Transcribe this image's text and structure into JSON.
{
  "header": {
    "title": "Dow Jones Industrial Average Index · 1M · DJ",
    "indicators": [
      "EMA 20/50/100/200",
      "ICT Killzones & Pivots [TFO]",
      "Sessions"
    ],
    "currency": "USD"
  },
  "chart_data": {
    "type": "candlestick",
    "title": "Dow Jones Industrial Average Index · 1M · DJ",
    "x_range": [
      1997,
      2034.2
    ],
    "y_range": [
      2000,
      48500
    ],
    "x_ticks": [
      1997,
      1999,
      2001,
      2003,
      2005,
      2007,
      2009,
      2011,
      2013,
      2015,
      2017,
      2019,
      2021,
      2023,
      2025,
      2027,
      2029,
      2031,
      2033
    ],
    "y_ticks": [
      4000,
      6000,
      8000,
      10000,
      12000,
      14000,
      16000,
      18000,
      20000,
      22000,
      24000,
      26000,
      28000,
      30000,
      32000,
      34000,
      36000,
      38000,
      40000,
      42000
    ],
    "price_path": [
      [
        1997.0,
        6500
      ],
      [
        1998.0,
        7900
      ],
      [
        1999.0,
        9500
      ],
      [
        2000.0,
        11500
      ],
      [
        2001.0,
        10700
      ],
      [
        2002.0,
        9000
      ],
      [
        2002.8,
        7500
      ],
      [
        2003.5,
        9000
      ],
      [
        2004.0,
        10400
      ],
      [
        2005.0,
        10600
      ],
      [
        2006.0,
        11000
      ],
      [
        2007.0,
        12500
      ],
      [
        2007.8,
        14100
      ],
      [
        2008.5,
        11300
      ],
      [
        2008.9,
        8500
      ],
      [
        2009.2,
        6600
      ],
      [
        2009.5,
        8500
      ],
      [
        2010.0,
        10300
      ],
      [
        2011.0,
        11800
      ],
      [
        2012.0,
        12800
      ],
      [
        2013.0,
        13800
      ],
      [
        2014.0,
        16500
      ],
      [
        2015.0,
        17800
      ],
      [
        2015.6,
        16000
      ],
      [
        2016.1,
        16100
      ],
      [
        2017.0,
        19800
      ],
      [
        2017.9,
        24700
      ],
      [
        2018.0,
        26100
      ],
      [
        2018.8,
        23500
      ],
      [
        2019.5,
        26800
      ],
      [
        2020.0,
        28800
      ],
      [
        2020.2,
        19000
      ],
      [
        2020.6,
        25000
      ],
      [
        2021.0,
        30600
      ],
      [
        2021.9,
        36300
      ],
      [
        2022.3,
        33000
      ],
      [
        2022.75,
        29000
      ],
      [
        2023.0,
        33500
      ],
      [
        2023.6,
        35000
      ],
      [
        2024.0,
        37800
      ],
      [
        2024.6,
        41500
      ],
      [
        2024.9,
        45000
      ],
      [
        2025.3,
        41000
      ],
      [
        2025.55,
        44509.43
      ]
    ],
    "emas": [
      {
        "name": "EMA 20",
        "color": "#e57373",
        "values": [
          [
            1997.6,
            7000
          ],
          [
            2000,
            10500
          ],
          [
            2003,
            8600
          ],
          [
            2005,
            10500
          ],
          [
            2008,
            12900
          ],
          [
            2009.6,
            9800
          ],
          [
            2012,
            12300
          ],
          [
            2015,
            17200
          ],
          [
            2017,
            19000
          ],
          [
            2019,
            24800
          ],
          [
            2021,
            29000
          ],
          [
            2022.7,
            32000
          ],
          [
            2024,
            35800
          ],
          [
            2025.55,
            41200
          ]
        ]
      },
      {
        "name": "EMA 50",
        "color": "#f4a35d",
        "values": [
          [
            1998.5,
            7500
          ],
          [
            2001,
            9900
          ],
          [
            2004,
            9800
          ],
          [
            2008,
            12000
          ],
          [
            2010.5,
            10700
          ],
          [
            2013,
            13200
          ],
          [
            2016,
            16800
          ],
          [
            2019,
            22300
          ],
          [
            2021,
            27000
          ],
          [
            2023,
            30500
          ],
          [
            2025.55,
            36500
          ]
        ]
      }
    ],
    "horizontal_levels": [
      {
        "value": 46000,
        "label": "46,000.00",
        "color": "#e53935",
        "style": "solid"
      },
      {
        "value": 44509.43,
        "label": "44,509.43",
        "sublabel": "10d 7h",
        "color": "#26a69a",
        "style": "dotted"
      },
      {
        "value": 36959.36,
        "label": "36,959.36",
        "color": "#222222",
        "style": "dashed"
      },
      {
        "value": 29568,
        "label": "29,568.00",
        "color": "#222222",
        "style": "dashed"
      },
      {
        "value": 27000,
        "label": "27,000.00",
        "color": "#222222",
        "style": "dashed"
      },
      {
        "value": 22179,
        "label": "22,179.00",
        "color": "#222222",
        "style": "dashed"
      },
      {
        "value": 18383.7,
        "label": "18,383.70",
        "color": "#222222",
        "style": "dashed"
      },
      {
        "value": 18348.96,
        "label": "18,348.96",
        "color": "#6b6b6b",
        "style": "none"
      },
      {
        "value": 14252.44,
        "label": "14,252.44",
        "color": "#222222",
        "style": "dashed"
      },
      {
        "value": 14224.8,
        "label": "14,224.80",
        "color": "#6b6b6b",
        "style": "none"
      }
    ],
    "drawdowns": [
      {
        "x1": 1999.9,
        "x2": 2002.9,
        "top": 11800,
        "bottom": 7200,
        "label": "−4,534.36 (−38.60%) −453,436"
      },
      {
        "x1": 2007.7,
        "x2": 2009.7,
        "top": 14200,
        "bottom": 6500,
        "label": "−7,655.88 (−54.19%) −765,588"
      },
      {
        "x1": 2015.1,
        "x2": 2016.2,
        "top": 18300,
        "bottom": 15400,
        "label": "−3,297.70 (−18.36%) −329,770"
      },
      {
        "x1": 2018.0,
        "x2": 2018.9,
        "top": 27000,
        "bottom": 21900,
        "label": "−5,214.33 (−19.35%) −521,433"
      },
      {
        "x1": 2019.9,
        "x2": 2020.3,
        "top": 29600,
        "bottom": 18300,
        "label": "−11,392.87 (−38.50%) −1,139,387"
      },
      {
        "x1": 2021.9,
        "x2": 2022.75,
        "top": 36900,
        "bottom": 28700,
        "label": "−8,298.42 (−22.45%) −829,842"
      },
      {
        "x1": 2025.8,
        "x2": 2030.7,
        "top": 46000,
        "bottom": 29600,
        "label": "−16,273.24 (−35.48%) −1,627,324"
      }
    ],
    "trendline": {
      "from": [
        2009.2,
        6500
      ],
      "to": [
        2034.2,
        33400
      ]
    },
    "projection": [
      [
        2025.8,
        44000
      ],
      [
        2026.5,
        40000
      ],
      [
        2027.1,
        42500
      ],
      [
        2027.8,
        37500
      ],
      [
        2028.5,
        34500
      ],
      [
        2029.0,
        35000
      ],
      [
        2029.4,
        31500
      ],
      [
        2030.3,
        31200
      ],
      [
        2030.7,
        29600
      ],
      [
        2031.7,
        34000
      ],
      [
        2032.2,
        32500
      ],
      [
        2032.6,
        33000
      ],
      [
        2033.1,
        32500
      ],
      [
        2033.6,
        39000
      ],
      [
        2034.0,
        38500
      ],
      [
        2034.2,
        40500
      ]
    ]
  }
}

——————————

Write down every line of the data exactly as it appears above.

■ Final answer:
Transcribe this image's text and structure into JSON.
{
  "header": {
    "title": "Dow Jones Industrial Average Index · 1M · DJ",
    "indicators": [
      "EMA 20/50/100/200",
      "ICT Killzones & Pivots [TFO]",
      "Sessions"
    ],
    "currency": "USD"
  },
  "chart_data": {
    "type": "candlestick",
    "title": "Dow Jones Industrial Average Index · 1M · DJ",
    "x_range": [
      1997,
      2034.2
    ],
    "y_range": [
      2000,
      48500
    ],
    "x_ticks": [
      1997,
      1999,
      2001,
      2003,
      2005,
      2007,
      2009,
      2011,
      2013,
      2015,
      2017,
      2019,
      2021,
      2023,
      2025,
      2027,
      2029,
      2031,
      2033
    ],
    "y_ticks": [
      4000,
      6000,
      8000,
      10000,
      12000,
      14000,
      16000,
      18000,
      20000,
      22000,
      24000,
      26000,
      28000,
      30000,
      32000,
      34000,
      36000,
      38000,
      40000,
      42000
    ],
    "price_path": [
      [
        1997.0,
        6500
      ],
      [
        1998.0,
        7900
      ],
      [
        1999.0,
        9500
      ],
      [
        2000.0,
        11500
      ],
      [
        2001.0,
        10700
      ],
      [
        2002.0,
        9000
      ],
      [
        2002.8,
        7500
      ],
      [
        2003.5,
        9000
      ],
      [
        2004.0,
        10400
      ],
      [
        2005.0,
        10600
      ],
      [
        2006.0,
        11000
      ],
      [
        2007.0,
        12500
      ],
      [
        2007.8,
        14100
      ],
      [
        2008.5,
        11300
      ],
      [
        2008.9,
        8500
      ],
      [
        2009.2,
        6600
      ],
      [
        2009.5,
        8500
      ],
      [
        2010.0,
        10300
      ],
      [
        2011.0,
        11800
      ],
      [
        2012.0,
        12800
      ],
      [
        2013.0,
        13800
      ],
      [
        2014.0,
        16500
      ],
      [
        2015.0,
        17800
      ],
      [
        2015.6,
        16000
      ],
      [
        2016.1,
        16100
      ],
      [
        2017.0,
        19800
      ],
      [
        2017.9,
        24700
      ],
      [
        2018.0,
        26100
      ],
      [
        2018.8,
        23500
      ],
      [
        2019.5,
        26800
      ],
      [
        2020.0,
        28800
      ],
      [
        2020.2,
        19000
      ],
      [
        2020.6,
        25000
      ],
      [
        2021.0,
        30600
      ],
      [
        2021.9,
        36300
      ],
      [
        2022.3,
        33000
      ],
      [
        2022.75,
        29000
      ],
      [
        2023.0,
        33500
      ],
      [
        2023.6,
        35000
      ],
      [
        2024.0,
        37800
      ],
      [
        2024.6,
        41500
      ],
      [
        2024.9,
        45000
      ],
      [
        2025.3,
        41000
      ],
      [
        2025.55,
        44509.43
      ]
    ],
    "emas": [
      {
        "name": "EMA 20",
        "color": "#e57373",
        "values": [
          [
            1997.6,
            7000
          ],
          [
            2000,
            10500
          ],
          [
            2003,
            8600
          ],
          [
            2005,
            10500
          ],
          [
            2008,
            12900
          ],
          [
            2009.6,
            9800
          ],
          [
            2012,
            12300
          ],
          [
            2015,
            17200
          ],
          [
            2017,
            19000
          ],
          [
            2019,
            24800
          ],
          [
            2021,
            29000
          ],
          [
            2022.7,
            32000
          ],
          [
            2024,
            35800
          ],
          [
            2025.55,
            41200
          ]
        ]
      },
      {
        "name": "EMA 50",
        "color": "#f4a35d",
        "values": [
          [
            1998.5,
            7500
          ],
          [
            2001,
            9900
          ],
          [
            2004,
            9800
          ],
          [
            2008,
            12000
          ],
          [
            2010.5,
            10700
          ],
          [
            2013,
            13200
          ],
          [
            2016,
            16800
          ],
          [
            2019,
            22300
          ],
          [
            2021,
            27000
          ],
          [
            2023,
            30500
          ],
          [
            2025.55,
            36500
          ]
        ]
      }
    ],
    "horizontal_levels": [
      {
        "value": 46000,
        "label": "46,000.00",
        "color": "#e53935",
        "style": "solid"
      },
      {
        "value": 44509.43,
        "label": "44,509.43",
        "sublabel": "10d 7h",
        "color": "#26a69a",
        "style": "dotted"
      },
      {
        "value": 36959.36,
        "label": "36,959.36",
        "color": "#222222",
        "style": "dashed"
      },
      {
        "value": 29568,
        "label": "29,568.00",
        "color": "#222222",
        "style": "dashed"
      },
      {
        "value": 27000,
        "label": "27,000.00",
        "color": "#222222",
        "style": "dashed"
      },
      {
        "value": 22179,
        "label": "22,179.00",
        "color": "#222222",
        "style": "dashed"
      },
      {
        "value": 18383.7,
        "label": "18,383.70",
        "color": "#222222",
        "style": "dashed"
      },
      {
        "value": 18348.96,
        "label": "18,348.96",
        "color": "#6b6b6b",
        "style": "none"
      },
      {
        "value": 14252.44,
        "label": "14,252.44",
        "color": "#222222",
        "style": "dashed"
      },
      {
        "value": 14224.8,
        "label": "14,224.80",
        "color": "#6b6b6b",
        "style": "none"
      }
    ],
    "drawdowns": [
      {
        "x1": 1999.9,
        "x2": 2002.9,
        "top": 11800,
        "bottom": 7200,
        "label": "−4,534.36 (−38.60%) −453,436"
      },
      {
        "x1": 2007.7,
        "x2": 2009.7,
        "top": 14200,
        "bottom": 6500,
        "label": "−7,655.88 (−54.19%) −765,588"
      },
      {
        "x1": 2015.1,
        "x2": 2016.2,
        "top": 18300,
        "bottom": 15400,
        "label": "−3,297.70 (−18.36%) −329,770"
      },
      {
        "x1": 2018.0,
        "x2": 2018.9,
        "top": 27000,
        "bottom": 21900,
        "label": "−5,214.33 (−19.35%) −521,433"
      },
      {
        "x1": 2019.9,
        "x2": 2020.3,
        "top": 29600,
        "bottom": 18300,
        "label": "−11,392.87 (−38.50%) −1,139,387"
      },
      {
        "x1": 2021.9,
        "x2": 2022.75,
        "top": 36900,
        "bottom": 28700,
        "label": "−8,298.42 (−22.45%) −829,842"
      },
      {
        "x1": 2025.8,
        "x2": 2030.7,
        "top": 46000,
        "bottom": 29600,
        "label": "−16,273.24 (−35.48%) −1,627,324"
      }
    ],
    "trendline": {
      "from": [
        2009.2,
        6500
      ],
      "to": [
        2034.2,
        33400
      ]
    },
    "projection": [
      [
        2025.8,
        44000
      ],
      [
        2026.5,
        40000
      ],
      [
        2027.1,
        42500
      ],
      [
        2027.8,
        37500
      ],
      [
        2028.5,
        34500
      ],
      [
        2029.0,
        35000
      ],
      [
        2029.4,
        31500
      ],
      [
        2030.3,
        31200
      ],
      [
        2030.7,
        29600
      ],
      [
        2031.7,
        34000
      ],
      [
        2032.2,
        32500
      ],
      [
        2032.6,
        33000
      ],
      [
        2033.1,
        32500
      ],
      [
        2033.6,
        39000
      ],
      [
        2034.0,
        38500
      ],
      [
        2034.2,
        40500
      ]
    ]
  }
}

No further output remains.